▶ AIM OF THE TASK: Copy each line of the data below with the word "ylabel".

▶ Records that describe figures:
● ● ● ●

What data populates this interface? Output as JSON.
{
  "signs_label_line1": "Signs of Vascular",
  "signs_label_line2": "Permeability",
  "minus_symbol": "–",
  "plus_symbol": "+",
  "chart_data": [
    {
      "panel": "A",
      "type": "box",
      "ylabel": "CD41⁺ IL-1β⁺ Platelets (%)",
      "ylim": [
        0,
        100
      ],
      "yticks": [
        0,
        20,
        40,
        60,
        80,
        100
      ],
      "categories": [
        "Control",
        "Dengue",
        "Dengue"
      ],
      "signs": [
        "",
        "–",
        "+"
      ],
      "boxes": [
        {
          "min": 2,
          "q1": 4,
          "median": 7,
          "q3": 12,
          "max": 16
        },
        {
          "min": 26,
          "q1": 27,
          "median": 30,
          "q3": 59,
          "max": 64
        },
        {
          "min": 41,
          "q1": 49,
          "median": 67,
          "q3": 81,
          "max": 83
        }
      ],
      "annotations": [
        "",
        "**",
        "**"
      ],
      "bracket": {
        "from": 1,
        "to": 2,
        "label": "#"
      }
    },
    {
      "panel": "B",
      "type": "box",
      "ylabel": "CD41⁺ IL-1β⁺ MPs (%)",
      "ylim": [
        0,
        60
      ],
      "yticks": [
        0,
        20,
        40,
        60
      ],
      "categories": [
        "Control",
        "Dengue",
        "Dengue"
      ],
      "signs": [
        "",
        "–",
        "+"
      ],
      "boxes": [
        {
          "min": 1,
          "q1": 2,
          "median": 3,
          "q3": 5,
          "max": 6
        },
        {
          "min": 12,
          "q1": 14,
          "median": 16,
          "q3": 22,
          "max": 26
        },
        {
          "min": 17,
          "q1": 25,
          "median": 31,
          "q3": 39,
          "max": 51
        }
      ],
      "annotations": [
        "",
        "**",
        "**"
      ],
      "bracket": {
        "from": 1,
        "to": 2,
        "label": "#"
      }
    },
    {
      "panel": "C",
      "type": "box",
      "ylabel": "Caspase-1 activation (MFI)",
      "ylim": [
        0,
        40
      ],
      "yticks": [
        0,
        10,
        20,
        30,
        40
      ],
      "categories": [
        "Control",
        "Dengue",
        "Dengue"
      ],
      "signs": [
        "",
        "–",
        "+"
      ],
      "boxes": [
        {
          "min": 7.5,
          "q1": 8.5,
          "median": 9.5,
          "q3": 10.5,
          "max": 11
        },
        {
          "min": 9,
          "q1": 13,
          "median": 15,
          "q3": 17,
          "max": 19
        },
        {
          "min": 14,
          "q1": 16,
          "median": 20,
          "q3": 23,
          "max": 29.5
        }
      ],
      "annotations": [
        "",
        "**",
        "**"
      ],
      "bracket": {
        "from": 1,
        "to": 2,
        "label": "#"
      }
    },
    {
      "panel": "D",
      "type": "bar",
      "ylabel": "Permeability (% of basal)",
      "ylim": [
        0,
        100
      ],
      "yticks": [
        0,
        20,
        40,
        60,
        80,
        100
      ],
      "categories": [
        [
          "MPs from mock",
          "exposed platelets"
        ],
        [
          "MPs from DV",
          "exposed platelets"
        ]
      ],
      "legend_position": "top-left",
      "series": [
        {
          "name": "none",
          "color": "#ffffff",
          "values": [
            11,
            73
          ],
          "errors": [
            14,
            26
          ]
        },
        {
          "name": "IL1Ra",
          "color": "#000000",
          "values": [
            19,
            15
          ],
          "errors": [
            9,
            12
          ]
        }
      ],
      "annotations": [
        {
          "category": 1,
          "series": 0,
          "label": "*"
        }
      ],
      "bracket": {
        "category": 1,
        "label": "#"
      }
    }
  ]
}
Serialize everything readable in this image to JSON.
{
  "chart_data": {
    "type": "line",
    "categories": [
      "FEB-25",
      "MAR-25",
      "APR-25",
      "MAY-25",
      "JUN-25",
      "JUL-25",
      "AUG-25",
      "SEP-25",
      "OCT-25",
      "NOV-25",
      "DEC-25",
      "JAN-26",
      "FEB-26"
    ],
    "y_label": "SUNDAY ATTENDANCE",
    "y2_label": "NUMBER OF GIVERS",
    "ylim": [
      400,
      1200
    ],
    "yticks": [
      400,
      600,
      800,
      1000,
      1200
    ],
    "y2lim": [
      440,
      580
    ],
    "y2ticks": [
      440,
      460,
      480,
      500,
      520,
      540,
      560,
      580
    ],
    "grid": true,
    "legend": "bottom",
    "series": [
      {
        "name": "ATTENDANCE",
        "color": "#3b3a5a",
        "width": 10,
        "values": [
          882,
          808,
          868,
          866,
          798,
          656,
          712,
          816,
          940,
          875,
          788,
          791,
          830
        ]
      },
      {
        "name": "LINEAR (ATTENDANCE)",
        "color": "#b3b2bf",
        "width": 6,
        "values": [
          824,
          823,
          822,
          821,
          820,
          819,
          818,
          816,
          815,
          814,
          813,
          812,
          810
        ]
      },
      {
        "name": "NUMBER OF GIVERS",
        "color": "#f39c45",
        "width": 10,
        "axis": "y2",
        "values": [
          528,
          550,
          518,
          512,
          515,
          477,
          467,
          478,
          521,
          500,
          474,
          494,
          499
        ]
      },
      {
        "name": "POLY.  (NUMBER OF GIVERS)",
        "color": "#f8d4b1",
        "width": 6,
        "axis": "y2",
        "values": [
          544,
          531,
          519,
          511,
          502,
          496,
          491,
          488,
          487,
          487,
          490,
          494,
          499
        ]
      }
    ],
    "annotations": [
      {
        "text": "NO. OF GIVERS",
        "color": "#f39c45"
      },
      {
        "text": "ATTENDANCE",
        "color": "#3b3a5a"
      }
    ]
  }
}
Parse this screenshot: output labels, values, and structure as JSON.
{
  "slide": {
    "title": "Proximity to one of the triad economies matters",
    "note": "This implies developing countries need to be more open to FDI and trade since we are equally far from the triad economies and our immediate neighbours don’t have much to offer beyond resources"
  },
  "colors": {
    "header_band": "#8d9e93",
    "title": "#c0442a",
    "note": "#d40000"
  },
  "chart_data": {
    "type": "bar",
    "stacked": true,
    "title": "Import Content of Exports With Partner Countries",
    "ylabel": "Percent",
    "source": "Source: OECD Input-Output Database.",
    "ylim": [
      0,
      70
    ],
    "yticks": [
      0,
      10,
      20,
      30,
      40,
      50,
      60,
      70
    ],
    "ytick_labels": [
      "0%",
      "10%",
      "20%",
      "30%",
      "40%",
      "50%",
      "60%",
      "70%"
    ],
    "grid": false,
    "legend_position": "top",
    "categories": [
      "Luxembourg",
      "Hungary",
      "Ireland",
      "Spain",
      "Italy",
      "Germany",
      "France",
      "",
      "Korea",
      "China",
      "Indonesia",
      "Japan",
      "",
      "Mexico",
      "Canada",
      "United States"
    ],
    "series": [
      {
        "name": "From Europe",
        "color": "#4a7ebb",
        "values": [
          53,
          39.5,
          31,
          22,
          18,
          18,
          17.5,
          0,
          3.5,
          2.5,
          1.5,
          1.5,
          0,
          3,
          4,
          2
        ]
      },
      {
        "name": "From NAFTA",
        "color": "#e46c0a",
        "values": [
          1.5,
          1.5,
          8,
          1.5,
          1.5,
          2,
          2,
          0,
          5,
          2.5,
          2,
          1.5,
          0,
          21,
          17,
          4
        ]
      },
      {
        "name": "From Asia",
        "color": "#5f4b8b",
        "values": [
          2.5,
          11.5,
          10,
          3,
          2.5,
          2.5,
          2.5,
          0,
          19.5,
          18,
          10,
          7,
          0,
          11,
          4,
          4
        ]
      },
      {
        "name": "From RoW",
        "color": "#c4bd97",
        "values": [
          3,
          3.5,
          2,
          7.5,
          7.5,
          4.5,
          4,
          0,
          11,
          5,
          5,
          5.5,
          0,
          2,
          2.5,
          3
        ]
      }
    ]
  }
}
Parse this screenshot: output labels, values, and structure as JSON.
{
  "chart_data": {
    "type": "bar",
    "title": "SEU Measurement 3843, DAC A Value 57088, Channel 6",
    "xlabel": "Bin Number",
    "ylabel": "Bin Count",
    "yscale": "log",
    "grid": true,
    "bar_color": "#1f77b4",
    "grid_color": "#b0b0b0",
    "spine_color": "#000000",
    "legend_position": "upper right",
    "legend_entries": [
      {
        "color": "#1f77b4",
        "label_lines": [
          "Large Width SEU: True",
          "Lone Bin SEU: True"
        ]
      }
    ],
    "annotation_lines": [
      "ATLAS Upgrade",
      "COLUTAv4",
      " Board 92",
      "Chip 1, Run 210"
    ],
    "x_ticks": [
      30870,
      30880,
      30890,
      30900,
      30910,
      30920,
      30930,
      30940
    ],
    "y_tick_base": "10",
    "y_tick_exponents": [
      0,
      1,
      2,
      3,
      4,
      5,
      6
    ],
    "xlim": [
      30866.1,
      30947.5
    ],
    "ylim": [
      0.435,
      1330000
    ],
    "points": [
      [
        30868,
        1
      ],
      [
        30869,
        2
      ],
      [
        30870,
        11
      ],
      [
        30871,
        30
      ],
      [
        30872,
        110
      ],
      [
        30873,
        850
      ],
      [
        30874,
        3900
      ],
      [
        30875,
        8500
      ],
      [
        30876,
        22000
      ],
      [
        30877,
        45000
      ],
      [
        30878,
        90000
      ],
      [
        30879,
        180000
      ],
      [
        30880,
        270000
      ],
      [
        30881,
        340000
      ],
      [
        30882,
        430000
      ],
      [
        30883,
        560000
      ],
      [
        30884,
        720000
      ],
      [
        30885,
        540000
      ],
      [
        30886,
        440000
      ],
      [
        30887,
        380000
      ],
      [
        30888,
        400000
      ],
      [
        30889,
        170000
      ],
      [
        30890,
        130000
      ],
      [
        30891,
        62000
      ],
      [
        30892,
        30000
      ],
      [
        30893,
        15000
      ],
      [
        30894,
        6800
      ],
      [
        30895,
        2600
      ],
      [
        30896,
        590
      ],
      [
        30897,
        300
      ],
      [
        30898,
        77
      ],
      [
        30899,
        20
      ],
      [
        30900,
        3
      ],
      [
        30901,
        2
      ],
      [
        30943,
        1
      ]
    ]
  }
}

● ● ● ●

▶ RESPONSE FOR THIS EXERCISE:
      "ylabel": "CD41⁺ IL-1β⁺ Platelets (%)",
      "ylabel": "CD41⁺ IL-1β⁺ MPs (%)",
      "ylabel": "Caspase-1 activation (MFI)",
      "ylabel": "Permeability (% of basal)",
    "ylabel": "Percent",
    "ylabel": "Bin Count",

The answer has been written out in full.